SHORT TASK: Copy the data word for word, keeping every line.

SOURCE MATERIAL:
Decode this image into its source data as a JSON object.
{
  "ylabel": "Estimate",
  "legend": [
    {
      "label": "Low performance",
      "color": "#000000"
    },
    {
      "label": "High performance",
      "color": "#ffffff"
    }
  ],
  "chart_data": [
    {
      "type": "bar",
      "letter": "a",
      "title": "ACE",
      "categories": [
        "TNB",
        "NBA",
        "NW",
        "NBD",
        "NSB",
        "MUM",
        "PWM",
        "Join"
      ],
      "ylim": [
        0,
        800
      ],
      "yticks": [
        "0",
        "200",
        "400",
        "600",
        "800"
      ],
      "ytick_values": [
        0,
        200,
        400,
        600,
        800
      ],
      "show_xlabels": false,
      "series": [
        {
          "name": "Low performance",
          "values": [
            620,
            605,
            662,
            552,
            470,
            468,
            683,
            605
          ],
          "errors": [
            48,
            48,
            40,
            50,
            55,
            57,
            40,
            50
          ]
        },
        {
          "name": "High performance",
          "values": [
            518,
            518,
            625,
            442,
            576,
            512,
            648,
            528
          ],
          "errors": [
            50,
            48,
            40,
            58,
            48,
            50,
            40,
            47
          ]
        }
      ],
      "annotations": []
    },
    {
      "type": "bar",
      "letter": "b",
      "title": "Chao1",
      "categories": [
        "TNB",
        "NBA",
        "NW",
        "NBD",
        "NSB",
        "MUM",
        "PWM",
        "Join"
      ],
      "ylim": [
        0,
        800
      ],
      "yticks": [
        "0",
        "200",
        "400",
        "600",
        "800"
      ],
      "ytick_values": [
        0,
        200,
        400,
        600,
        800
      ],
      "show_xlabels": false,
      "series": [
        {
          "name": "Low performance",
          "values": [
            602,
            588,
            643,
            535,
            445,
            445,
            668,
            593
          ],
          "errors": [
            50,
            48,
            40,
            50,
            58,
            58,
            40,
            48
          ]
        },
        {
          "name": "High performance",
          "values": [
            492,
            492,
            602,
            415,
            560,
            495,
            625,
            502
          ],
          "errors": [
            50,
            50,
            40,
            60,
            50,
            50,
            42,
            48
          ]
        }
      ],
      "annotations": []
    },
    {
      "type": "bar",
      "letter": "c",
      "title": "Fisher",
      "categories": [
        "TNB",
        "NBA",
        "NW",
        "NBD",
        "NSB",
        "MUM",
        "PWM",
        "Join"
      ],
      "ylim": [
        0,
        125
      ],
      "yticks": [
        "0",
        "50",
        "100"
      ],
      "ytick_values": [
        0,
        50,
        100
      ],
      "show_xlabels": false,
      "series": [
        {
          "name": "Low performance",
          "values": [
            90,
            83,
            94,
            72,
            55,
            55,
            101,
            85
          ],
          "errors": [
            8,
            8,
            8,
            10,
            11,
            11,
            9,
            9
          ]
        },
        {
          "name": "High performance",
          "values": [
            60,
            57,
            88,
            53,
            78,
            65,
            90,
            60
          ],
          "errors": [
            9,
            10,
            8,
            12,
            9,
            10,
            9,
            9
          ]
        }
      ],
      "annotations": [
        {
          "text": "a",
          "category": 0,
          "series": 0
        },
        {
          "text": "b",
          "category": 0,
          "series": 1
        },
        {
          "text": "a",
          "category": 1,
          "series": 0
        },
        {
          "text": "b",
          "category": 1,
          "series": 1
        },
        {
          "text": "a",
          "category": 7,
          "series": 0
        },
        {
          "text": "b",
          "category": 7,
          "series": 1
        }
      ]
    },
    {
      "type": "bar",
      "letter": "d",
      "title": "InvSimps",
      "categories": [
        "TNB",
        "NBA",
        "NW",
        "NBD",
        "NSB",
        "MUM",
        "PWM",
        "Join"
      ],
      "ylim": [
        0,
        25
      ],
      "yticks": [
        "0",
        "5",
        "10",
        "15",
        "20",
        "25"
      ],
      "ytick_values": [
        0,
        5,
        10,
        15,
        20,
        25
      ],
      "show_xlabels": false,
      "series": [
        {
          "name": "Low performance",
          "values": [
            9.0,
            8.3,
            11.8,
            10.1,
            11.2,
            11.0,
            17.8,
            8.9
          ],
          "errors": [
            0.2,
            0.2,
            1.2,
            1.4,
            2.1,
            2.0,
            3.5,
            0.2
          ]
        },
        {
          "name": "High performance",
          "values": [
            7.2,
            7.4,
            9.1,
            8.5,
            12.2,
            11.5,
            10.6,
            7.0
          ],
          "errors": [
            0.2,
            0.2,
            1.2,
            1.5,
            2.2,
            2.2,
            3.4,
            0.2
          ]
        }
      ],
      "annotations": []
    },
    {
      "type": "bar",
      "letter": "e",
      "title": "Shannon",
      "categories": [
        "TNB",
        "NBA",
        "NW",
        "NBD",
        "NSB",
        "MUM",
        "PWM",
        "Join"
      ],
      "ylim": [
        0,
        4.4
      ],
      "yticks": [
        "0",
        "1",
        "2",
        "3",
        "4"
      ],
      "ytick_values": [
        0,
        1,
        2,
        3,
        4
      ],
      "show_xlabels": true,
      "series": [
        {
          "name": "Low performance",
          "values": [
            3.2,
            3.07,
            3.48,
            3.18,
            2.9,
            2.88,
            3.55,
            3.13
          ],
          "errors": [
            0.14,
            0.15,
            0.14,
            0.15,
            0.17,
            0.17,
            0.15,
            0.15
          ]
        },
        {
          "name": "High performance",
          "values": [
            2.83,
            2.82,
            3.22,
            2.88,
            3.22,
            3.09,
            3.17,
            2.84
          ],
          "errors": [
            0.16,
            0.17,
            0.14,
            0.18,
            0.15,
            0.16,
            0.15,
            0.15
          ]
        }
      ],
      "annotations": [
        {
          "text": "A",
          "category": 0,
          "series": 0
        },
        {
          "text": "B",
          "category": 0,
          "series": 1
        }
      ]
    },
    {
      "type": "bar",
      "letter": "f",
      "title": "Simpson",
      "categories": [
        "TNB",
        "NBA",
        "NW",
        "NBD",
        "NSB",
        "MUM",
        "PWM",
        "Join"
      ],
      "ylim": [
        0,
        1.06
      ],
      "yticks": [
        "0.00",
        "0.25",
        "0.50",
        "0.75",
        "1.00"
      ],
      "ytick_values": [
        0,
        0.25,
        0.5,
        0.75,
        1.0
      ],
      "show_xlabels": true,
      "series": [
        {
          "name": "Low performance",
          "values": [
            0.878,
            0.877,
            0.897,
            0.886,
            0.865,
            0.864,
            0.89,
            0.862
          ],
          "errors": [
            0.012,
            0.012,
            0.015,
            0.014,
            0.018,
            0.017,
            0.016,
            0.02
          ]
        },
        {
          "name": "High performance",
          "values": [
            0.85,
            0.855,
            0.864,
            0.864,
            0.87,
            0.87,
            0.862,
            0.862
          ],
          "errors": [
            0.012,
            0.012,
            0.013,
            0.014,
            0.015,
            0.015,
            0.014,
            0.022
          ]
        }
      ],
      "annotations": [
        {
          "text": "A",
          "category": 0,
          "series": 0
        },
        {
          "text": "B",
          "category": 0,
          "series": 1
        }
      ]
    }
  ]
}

COMPLETED TASK:
Decode this image into its source data as a JSON object.
{
  "ylabel": "Estimate",
  "legend": [
    {
      "label": "Low performance",
      "color": "#000000"
    },
    {
      "label": "High performance",
      "color": "#ffffff"
    }
  ],
  "chart_data": [
    {
      "type": "bar",
      "letter": "a",
      "title": "ACE",
      "categories": [
        "TNB",
        "NBA",
        "NW",
        "NBD",
        "NSB",
        "MUM",
        "PWM",
        "Join"
      ],
      "ylim": [
        0,
        800
      ],
      "yticks": [
        "0",
        "200",
        "400",
        "600",
        "800"
      ],
      "ytick_values": [
        0,
        200,
        400,
        600,
        800
      ],
      "show_xlabels": false,
      "series": [
        {
          "name": "Low performance",
          "values": [
            620,
            605,
            662,
            552,
            470,
            468,
            683,
            605
          ],
          "errors": [
            48,
            48,
            40,
            50,
            55,
            57,
            40,
            50
          ]
        },
        {
          "name": "High performance",
          "values": [
            518,
            518,
            625,
            442,
            576,
            512,
            648,
            528
          ],
          "errors": [
            50,
            48,
            40,
            58,
            48,
            50,
            40,
            47
          ]
        }
      ],
      "annotations": []
    },
    {
      "type": "bar",
      "letter": "b",
      "title": "Chao1",
      "categories": [
        "TNB",
        "NBA",
        "NW",
        "NBD",
        "NSB",
        "MUM",
        "PWM",
        "Join"
      ],
      "ylim": [
        0,
        800
      ],
      "yticks": [
        "0",
        "200",
        "400",
        "600",
        "800"
      ],
      "ytick_values": [
        0,
        200,
        400,
        600,
        800
      ],
      "show_xlabels": false,
      "series": [
        {
          "name": "Low performance",
          "values": [
            602,
            588,
            643,
            535,
            445,
            445,
            668,
            593
          ],
          "errors": [
            50,
            48,
            40,
            50,
            58,
            58,
            40,
            48
          ]
        },
        {
          "name": "High performance",
          "values": [
            492,
            492,
            602,
            415,
            560,
            495,
            625,
            502
          ],
          "errors": [
            50,
            50,
            40,
            60,
            50,
            50,
            42,
            48
          ]
        }
      ],
      "annotations": []
    },
    {
      "type": "bar",
      "letter": "c",
      "title": "Fisher",
      "categories": [
        "TNB",
        "NBA",
        "NW",
        "NBD",
        "NSB",
        "MUM",
        "PWM",
        "Join"
      ],
      "ylim": [
        0,
        125
      ],
      "yticks": [
        "0",
        "50",
        "100"
      ],
      "ytick_values": [
        0,
        50,
        100
      ],
      "show_xlabels": false,
      "series": [
        {
          "name": "Low performance",
          "values": [
            90,
            83,
            94,
            72,
            55,
            55,
            101,
            85
          ],
          "errors": [
            8,
            8,
            8,
            10,
            11,
            11,
            9,
            9
          ]
        },
        {
          "name": "High performance",
          "values": [
            60,
            57,
            88,
            53,
            78,
            65,
            90,
            60
          ],
          "errors": [
            9,
            10,
            8,
            12,
            9,
            10,
            9,
            9
          ]
        }
      ],
      "annotations": [
        {
          "text": "a",
          "category": 0,
          "series": 0
        },
        {
          "text": "b",
          "category": 0,
          "series": 1
        },
        {
          "text": "a",
          "category": 1,
          "series": 0
        },
        {
          "text": "b",
          "category": 1,
          "series": 1
        },
        {
          "text": "a",
          "category": 7,
          "series": 0
        },
        {
          "text": "b",
          "category": 7,
          "series": 1
        }
      ]
    },
    {
      "type": "bar",
      "letter": "d",
      "title": "InvSimps",
      "categories": [
        "TNB",
        "NBA",
        "NW",
        "NBD",
        "NSB",
        "MUM",
        "PWM",
        "Join"
      ],
      "ylim": [
        0,
        25
      ],
      "yticks": [
        "0",
        "5",
        "10",
        "15",
        "20",
        "25"
      ],
      "ytick_values": [
        0,
        5,
        10,
        15,
        20,
        25
      ],
      "show_xlabels": false,
      "series": [
        {
          "name": "Low performance",
          "values": [
            9.0,
            8.3,
            11.8,
            10.1,
            11.2,
            11.0,
            17.8,
            8.9
          ],
          "errors": [
            0.2,
            0.2,
            1.2,
            1.4,
            2.1,
            2.0,
            3.5,
            0.2
          ]
        },
        {
          "name": "High performance",
          "values": [
            7.2,
            7.4,
            9.1,
            8.5,
            12.2,
            11.5,
            10.6,
            7.0
          ],
          "errors": [
            0.2,
            0.2,
            1.2,
            1.5,
            2.2,
            2.2,
            3.4,
            0.2
          ]
        }
      ],
      "annotations": []
    },
    {
      "type": "bar",
      "letter": "e",
      "title": "Shannon",
      "categories": [
        "TNB",
        "NBA",
        "NW",
        "NBD",
        "NSB",
        "MUM",
        "PWM",
        "Join"
      ],
      "ylim": [
        0,
        4.4
      ],
      "yticks": [
        "0",
        "1",
        "2",
        "3",
        "4"
      ],
      "ytick_values": [
        0,
        1,
        2,
        3,
        4
      ],
      "show_xlabels": true,
      "series": [
        {
          "name": "Low performance",
          "values": [
            3.2,
            3.07,
            3.48,
            3.18,
            2.9,
            2.88,
            3.55,
            3.13
          ],
          "errors": [
            0.14,
            0.15,
            0.14,
            0.15,
            0.17,
            0.17,
            0.15,
            0.15
          ]
        },
        {
          "name": "High performance",
          "values": [
            2.83,
            2.82,
            3.22,
            2.88,
            3.22,
            3.09,
            3.17,
            2.84
          ],
          "errors": [
            0.16,
            0.17,
            0.14,
            0.18,
            0.15,
            0.16,
            0.15,
            0.15
          ]
        }
      ],
      "annotations": [
        {
          "text": "A",
          "category": 0,
          "series": 0
        },
        {
          "text": "B",
          "category": 0,
          "series": 1
        }
      ]
    },
    {
      "type": "bar",
      "letter": "f",
      "title": "Simpson",
      "categories": [
        "TNB",
        "NBA",
        "NW",
        "NBD",
        "NSB",
        "MUM",
        "PWM",
        "Join"
      ],
      "ylim": [
        0,
        1.06
      ],
      "yticks": [
        "0.00",
        "0.25",
        "0.50",
        "0.75",
        "1.00"
      ],
      "ytick_values": [
        0,
        0.25,
        0.5,
        0.75,
        1.0
      ],
      "show_xlabels": true,
      "series": [
        {
          "name": "Low performance",
          "values": [
            0.878,
            0.877,
            0.897,
            0.886,
            0.865,
            0.864,
            0.89,
            0.862
          ],
          "errors": [
            0.012,
            0.012,
            0.015,
            0.014,
            0.018,
            0.017,
            0.016,
            0.02
          ]
        },
        {
          "name": "High performance",
          "values": [
            0.85,
            0.855,
            0.864,
            0.864,
            0.87,
            0.87,
            0.862,
            0.862
          ],
          "errors": [
            0.012,
            0.012,
            0.013,
            0.014,
            0.015,
            0.015,
            0.014,
            0.022
          ]
        }
      ],
      "annotations": [
        {
          "text": "A",
          "category": 0,
          "series": 0
        },
        {
          "text": "B",
          "category": 0,
          "series": 1
        }
      ]
    }
  ]
}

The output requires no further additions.